Written request ▸
Please turn the records from the line containing "Segment this screenshot: for" through the line containing "footer-rule-left — [0, 1237, 410, 1238]", both included, into a Markdown table with the columns Row and Line, one line per row and blank lines left out. Leave every other line out of the table.

Stored entries

[BEGIN]

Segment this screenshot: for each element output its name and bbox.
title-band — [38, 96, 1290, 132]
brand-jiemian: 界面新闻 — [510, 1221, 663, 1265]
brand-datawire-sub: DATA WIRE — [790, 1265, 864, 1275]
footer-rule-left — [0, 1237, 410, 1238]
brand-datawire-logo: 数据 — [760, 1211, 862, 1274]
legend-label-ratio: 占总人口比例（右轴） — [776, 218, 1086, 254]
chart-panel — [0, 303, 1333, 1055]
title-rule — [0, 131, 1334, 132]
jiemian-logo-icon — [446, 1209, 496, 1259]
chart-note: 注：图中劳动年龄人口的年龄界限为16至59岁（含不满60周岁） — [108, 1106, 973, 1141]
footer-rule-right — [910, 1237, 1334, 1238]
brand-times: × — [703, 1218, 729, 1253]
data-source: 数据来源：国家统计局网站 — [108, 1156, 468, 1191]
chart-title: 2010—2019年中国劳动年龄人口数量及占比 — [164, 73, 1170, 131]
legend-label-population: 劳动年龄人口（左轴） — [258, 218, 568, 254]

[END]
[BEGIN]

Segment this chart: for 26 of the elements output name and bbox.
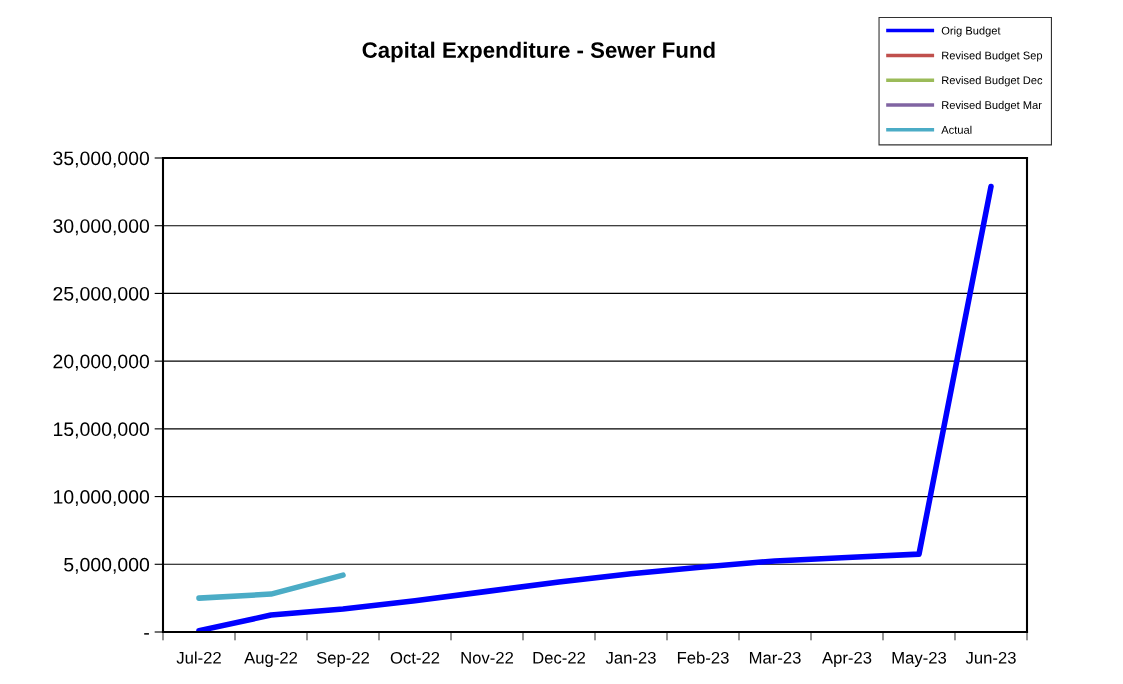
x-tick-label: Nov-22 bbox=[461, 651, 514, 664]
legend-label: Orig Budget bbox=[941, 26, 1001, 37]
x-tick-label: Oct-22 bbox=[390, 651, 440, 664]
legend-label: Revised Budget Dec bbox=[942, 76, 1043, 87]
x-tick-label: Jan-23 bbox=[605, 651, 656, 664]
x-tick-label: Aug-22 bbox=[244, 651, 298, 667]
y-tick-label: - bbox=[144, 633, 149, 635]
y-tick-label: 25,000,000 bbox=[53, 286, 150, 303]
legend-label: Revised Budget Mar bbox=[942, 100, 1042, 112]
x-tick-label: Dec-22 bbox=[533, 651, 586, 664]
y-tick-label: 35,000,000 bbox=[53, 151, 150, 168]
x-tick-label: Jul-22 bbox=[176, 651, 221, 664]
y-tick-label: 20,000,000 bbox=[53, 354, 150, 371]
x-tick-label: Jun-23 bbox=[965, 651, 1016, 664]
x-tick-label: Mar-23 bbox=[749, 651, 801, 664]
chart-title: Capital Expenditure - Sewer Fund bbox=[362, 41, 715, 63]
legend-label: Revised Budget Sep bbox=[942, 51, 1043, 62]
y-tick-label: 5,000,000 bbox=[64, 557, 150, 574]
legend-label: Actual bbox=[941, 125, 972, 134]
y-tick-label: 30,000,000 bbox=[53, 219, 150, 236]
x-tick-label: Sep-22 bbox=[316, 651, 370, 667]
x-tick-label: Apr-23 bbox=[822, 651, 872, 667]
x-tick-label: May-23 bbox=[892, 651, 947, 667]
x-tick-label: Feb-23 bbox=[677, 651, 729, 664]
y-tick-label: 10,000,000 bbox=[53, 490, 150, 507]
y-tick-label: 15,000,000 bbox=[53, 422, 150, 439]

[END]

Worked solution ▸
| Row | Line |
|---|---|
| 1 | Segment this screenshot: for each element output its name and bbox. |
| 2 | title-band — [38, 96, 1290, 132] |
| 3 | brand-jiemian: 界面新闻 — [510, 1221, 663, 1265] |
| 4 | brand-datawire-sub: DATA WIRE — [790, 1265, 864, 1275] |
| 5 | footer-rule-left — [0, 1237, 410, 1238] |